## Requirements
State the number of lines that contain "Этот", with no other text.
+ + + + +
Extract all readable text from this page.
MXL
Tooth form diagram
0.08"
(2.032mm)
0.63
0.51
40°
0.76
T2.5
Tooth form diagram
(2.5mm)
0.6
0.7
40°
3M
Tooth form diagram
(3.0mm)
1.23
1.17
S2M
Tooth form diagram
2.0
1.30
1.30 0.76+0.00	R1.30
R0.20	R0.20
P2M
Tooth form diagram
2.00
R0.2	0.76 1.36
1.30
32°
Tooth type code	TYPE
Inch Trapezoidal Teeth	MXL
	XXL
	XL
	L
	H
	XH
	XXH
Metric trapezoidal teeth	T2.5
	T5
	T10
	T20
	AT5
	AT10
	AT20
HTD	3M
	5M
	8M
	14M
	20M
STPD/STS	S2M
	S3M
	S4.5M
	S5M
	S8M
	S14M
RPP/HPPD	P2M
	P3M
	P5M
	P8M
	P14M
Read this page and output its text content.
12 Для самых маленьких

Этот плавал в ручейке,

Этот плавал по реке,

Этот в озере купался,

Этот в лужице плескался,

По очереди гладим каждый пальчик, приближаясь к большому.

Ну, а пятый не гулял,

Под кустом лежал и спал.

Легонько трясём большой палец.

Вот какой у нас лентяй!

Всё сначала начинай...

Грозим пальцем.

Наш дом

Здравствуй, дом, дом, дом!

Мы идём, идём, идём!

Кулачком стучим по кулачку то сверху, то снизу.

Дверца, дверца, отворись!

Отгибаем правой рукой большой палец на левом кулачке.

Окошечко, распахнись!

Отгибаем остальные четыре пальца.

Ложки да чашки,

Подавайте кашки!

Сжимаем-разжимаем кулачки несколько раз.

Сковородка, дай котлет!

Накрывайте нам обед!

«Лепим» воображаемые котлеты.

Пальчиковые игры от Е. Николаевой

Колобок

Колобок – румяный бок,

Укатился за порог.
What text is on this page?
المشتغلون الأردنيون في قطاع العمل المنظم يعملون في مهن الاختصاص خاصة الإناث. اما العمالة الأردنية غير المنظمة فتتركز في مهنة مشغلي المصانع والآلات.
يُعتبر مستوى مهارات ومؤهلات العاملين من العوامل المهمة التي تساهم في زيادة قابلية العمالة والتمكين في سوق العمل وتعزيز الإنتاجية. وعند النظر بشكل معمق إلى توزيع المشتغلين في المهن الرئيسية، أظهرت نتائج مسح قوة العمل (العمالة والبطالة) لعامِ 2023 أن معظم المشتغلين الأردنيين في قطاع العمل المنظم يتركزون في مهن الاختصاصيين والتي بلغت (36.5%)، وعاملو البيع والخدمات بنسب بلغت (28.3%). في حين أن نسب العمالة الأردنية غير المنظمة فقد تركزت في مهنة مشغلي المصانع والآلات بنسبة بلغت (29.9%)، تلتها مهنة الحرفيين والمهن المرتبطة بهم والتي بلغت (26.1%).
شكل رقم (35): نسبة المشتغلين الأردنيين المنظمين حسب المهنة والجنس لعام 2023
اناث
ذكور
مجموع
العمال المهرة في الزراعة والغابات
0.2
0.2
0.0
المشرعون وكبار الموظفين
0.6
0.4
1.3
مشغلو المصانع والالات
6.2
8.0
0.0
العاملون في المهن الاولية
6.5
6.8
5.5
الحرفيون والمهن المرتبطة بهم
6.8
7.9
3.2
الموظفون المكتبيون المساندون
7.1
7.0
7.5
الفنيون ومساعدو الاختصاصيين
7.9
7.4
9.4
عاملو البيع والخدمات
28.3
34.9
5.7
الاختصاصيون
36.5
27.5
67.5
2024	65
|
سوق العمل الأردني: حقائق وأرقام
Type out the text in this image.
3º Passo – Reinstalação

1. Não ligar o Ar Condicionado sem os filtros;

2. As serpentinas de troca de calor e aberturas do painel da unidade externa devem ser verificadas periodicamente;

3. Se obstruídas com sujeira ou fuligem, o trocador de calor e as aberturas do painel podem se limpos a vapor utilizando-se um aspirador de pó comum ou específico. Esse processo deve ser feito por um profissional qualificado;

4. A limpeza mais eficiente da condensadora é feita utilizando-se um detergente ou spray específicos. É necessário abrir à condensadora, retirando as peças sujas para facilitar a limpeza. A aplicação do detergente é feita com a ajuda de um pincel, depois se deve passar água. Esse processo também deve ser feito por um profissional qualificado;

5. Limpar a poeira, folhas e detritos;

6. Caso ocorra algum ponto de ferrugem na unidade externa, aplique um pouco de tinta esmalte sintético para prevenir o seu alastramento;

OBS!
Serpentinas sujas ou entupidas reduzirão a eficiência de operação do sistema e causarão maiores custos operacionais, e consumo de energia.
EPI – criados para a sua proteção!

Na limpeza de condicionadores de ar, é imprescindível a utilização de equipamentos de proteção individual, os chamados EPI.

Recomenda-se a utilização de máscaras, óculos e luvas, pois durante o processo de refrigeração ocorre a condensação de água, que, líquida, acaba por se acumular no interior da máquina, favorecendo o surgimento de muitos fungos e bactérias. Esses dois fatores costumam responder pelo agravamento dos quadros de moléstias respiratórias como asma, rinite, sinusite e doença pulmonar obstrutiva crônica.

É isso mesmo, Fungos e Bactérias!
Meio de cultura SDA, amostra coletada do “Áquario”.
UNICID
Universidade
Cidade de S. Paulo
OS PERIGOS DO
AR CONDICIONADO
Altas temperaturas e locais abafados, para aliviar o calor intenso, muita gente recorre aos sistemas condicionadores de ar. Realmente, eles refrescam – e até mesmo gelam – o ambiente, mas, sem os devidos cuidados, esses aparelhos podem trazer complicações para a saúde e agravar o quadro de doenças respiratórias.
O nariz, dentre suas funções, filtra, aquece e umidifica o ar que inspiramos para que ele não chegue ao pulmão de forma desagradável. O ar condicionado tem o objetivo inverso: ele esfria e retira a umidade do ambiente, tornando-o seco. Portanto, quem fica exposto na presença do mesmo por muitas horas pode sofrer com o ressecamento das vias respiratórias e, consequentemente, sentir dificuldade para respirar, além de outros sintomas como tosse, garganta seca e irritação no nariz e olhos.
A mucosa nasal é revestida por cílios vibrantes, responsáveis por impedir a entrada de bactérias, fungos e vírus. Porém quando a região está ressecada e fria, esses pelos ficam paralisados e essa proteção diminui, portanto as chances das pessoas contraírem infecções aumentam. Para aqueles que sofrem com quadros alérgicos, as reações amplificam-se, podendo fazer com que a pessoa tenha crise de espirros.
+ + + + +
## Exercise response
4